» **Written task**: In the records below, find each line with the word "that" and copy it.

» **Entries provided**:
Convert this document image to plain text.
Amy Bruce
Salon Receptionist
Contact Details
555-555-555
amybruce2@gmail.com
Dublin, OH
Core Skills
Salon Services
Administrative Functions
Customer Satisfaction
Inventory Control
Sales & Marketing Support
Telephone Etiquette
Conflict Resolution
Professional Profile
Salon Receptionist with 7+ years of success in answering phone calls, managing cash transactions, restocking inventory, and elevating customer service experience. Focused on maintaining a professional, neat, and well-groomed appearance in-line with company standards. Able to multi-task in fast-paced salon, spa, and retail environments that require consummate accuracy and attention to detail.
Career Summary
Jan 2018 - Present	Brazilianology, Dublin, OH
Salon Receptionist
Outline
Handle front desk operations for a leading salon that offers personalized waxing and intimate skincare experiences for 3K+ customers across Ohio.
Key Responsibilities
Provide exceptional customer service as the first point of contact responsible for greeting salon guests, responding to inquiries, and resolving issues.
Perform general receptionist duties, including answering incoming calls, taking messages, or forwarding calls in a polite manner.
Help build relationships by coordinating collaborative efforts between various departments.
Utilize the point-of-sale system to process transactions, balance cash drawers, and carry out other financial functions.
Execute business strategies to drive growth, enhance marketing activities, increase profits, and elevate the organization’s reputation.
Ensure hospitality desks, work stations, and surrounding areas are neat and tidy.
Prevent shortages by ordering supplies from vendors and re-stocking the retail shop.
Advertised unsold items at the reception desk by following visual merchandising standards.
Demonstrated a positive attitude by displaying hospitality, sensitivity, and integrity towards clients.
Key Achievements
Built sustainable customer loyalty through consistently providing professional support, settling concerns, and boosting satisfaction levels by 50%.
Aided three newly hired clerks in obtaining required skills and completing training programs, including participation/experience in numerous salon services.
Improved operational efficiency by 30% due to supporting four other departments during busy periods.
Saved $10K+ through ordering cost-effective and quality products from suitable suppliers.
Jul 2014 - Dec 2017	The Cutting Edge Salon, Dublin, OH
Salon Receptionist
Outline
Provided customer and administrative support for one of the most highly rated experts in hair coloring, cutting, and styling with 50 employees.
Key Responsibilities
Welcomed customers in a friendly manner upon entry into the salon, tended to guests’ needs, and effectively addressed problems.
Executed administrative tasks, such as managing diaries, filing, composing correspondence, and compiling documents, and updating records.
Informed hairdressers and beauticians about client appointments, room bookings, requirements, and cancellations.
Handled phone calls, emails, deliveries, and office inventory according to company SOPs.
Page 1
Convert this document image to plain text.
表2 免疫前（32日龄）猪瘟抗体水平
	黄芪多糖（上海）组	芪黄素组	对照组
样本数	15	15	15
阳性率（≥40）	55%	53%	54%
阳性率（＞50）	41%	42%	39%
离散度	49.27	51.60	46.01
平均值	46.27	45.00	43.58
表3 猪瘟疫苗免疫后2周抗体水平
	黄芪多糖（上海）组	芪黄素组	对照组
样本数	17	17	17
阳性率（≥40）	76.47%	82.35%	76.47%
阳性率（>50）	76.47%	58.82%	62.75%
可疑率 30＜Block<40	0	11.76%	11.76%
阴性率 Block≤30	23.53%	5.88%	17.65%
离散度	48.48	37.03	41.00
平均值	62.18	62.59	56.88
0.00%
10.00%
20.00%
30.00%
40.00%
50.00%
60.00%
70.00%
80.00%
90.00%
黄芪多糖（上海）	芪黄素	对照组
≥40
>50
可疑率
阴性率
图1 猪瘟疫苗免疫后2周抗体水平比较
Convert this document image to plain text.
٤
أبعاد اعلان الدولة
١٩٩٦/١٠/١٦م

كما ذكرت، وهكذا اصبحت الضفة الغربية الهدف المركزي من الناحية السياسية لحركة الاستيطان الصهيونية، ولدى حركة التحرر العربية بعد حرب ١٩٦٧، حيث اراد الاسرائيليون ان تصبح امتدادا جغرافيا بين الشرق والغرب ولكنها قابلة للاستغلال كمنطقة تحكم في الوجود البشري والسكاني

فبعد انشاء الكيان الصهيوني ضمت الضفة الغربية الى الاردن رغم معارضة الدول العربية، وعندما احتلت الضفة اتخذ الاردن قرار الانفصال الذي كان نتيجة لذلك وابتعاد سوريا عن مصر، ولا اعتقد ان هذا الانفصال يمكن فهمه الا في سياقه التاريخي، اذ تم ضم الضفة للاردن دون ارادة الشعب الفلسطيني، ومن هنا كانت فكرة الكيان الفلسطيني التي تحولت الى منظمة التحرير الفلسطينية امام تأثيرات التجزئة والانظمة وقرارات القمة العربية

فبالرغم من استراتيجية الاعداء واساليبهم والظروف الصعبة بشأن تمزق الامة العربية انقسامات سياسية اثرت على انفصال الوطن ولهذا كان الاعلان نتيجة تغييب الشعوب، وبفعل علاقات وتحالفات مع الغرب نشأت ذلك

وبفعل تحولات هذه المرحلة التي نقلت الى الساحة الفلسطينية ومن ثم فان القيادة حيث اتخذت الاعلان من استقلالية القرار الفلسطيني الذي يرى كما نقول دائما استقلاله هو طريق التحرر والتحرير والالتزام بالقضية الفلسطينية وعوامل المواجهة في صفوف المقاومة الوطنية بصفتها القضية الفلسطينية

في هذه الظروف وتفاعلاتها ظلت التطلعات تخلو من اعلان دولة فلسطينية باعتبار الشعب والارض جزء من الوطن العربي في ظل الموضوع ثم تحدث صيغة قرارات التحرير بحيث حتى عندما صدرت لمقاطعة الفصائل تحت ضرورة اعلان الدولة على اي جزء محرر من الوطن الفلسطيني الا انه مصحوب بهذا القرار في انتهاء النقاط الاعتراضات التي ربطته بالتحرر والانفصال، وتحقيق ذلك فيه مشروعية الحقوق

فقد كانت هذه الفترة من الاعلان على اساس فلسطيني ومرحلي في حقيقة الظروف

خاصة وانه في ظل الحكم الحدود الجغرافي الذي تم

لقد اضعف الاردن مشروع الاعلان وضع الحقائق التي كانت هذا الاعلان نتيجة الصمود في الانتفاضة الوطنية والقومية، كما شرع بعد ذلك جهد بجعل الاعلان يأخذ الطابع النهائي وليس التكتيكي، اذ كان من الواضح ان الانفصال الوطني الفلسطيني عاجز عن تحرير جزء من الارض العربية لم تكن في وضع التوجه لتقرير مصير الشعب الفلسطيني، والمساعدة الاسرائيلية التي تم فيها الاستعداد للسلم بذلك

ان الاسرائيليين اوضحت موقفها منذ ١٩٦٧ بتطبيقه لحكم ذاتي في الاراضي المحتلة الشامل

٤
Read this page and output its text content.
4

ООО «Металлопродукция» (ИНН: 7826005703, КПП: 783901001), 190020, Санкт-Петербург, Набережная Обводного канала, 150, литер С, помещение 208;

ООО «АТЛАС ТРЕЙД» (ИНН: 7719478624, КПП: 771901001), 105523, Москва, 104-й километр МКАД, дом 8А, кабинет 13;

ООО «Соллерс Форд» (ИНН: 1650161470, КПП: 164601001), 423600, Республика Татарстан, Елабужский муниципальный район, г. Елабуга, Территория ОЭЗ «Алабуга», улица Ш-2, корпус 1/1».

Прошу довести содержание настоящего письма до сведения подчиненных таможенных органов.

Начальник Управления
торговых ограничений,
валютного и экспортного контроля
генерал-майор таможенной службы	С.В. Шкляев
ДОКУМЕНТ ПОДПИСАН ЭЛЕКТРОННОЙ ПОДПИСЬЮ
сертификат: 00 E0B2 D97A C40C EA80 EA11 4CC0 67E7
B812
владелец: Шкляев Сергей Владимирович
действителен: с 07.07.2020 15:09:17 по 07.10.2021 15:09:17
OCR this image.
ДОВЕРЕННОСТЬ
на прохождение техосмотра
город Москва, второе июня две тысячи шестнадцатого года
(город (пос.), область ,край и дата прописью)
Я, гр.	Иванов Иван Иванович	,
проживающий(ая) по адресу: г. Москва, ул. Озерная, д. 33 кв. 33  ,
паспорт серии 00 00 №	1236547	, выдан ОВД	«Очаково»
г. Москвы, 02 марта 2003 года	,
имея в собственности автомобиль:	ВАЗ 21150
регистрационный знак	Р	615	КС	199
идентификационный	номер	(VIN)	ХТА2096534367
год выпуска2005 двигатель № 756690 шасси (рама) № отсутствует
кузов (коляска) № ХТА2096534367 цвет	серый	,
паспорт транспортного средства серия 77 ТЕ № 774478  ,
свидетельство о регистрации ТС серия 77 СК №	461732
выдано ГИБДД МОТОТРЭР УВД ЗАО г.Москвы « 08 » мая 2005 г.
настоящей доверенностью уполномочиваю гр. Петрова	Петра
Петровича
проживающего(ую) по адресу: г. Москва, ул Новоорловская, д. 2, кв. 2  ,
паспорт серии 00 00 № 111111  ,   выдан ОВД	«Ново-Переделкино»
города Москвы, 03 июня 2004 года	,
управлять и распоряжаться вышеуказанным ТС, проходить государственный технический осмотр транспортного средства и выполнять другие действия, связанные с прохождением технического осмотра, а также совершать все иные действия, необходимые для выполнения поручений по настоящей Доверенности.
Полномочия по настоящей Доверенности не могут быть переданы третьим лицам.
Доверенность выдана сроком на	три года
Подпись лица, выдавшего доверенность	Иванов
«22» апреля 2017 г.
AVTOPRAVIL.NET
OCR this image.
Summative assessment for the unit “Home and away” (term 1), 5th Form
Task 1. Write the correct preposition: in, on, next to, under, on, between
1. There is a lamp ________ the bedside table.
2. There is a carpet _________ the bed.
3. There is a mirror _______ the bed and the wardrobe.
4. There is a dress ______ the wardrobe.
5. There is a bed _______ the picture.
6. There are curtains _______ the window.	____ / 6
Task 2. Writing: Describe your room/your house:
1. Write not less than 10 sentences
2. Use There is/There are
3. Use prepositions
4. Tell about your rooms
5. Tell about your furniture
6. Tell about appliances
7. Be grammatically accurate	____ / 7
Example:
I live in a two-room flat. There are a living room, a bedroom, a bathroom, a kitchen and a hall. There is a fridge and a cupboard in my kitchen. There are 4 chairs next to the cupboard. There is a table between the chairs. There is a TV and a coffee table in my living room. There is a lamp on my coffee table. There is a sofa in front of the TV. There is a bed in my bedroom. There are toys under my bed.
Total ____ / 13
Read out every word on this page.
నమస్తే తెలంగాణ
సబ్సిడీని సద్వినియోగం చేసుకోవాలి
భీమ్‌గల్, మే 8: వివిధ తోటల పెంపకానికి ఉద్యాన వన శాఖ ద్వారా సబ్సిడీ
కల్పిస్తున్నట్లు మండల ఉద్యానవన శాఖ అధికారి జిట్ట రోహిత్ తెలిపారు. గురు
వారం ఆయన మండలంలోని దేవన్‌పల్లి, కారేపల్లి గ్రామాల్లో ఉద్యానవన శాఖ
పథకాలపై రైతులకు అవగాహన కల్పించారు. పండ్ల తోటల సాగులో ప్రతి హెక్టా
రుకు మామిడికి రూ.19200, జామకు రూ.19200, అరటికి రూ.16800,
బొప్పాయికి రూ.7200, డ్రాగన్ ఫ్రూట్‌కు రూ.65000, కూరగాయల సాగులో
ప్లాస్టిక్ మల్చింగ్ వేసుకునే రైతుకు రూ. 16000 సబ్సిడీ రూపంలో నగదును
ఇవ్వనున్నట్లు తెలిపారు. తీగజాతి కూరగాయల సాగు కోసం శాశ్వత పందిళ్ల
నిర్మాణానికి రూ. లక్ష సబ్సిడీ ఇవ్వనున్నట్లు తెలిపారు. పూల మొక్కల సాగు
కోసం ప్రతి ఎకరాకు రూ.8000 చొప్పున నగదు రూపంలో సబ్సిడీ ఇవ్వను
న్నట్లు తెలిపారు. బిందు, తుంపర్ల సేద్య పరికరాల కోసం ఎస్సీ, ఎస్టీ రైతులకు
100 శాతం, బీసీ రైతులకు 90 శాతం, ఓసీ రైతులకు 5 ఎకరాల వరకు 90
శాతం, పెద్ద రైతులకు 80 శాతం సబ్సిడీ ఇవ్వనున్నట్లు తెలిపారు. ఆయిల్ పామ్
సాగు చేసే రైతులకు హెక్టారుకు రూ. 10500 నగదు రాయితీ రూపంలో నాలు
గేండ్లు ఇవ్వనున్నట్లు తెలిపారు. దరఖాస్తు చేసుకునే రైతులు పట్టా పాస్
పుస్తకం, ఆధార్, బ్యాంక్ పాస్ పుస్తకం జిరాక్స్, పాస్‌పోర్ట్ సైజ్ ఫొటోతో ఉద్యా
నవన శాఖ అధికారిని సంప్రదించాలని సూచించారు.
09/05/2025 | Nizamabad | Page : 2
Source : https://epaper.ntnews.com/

» **The reply**:
Salon Receptionist with 7+ years of success in answering phone calls, managing cash transactions, restocking inventory, and elevating customer service experience. Focused on maintaining a professional, neat, and well-groomed appearance in-line with company standards. Able to multi-task in fast-paced salon, spa, and retail environments that require consummate accuracy and attention to detail.
Handle front desk operations for a leading salon that offers personalized waxing and intimate skincare experiences for 3K+ customers across Ohio.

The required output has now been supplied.